ElGamal and RSA «are considered generally insecure» IF one assumes Cryptographically Relevant Quantum Computers. But these remain highly hypothetical. The world (internet, banking, mobile..) currently runs on cryptosystems which, when asymmetric, are theoretically vulnerable to these hypothetical CRQCs: RSA, ECDSA, EdDSA, ECIES…
Paillier's cryptosystem is worth consideration when one disregards the CRQC hypothesis. It's simple¹, provides additively homomorphic encryption of (possibly signed) integers with a small and clear restriction², has efficiency within a small constant factor of RSA decryption (thus bearable in many applications), is patent-free, is provably reducible to a mathematical problem widely believed to be super-polynomial for classical computers, and is regarded as secure as RSA for the same prime size.
The main reason Paillier's cryptosystem is not much used in practice is, I believe, that homomorphic encryption in general is not in high demand.

_Activities_.
(a) Extract the part of the passage on Paillier's cryptosystem starting at "ElGamal and RSA" and ending at "same prime size.".
(b) In the passage on Paillier's cryptosystem, what kind of encryption does Paillier's cryptosystem provide?

_Stored data entries_.
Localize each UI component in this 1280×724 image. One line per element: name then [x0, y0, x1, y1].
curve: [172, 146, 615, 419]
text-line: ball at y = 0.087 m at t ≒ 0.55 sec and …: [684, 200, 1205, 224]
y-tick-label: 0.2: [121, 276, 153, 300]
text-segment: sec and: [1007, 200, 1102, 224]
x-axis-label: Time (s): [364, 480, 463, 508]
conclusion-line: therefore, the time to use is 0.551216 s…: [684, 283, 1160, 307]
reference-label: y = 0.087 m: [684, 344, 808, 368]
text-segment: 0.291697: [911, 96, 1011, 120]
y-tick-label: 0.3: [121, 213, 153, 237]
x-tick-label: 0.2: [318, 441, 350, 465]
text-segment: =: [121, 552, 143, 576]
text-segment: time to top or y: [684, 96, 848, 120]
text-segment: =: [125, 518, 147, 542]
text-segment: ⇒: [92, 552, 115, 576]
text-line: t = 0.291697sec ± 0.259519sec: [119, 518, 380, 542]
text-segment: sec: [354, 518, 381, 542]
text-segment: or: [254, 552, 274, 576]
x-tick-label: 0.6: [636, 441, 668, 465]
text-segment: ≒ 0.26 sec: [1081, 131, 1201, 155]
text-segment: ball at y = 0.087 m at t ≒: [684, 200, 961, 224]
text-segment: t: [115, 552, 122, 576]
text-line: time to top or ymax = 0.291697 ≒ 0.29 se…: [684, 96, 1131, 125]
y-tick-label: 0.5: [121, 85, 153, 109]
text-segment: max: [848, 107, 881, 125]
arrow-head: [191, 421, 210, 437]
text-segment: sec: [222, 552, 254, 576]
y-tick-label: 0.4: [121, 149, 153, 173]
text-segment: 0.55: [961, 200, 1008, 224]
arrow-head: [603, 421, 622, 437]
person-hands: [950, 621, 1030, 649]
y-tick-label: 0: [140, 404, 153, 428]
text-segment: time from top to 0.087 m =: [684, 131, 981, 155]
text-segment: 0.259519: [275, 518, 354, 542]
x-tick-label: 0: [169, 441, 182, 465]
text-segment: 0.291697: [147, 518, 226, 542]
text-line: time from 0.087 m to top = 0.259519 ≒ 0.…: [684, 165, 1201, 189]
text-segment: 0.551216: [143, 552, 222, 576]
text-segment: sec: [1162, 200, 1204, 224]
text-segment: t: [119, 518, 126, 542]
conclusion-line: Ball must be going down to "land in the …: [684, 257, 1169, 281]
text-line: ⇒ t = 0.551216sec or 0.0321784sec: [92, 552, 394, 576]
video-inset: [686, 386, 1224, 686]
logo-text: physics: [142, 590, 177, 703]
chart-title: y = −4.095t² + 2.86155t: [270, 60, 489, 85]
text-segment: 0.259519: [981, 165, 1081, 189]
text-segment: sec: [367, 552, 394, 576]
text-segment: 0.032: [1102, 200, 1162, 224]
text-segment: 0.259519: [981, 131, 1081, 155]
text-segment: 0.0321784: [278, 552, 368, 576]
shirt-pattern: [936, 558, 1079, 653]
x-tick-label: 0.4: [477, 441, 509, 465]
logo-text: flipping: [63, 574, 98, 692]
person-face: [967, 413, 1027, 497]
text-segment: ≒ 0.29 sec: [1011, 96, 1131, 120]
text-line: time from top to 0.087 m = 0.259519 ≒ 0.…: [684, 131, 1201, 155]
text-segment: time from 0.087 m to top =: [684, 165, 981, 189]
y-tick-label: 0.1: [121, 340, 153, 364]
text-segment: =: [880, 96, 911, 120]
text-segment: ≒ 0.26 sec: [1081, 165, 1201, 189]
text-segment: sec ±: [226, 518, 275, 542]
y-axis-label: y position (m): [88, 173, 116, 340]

_Responses by item number_.
(a)
ElGamal and RSA «are considered generally insecure» IF one assumes Cryptographically Relevant Quantum Computers. But these remain highly hypothetical. The world (internet, banking, mobile..) currently runs on cryptosystems which, when asymmetric, are theoretically vulnerable to these hypothetical CRQCs: RSA, ECDSA, EdDSA, ECIES…
Paillier's cryptosystem is worth consideration when one disregards the CRQC hypothesis. It's simple¹, provides additively homomorphic encryption of (possibly signed) integers with a small and clear restriction², has efficiency within a small constant factor of RSA decryption (thus bearable in many applications), is patent-free, is provably reducible to a mathematical problem widely believed to be super-polynomial for classical computers, and is regarded as secure as RSA for the same prime size.

(b) Additively homomorphic encryption of (possibly signed) integers.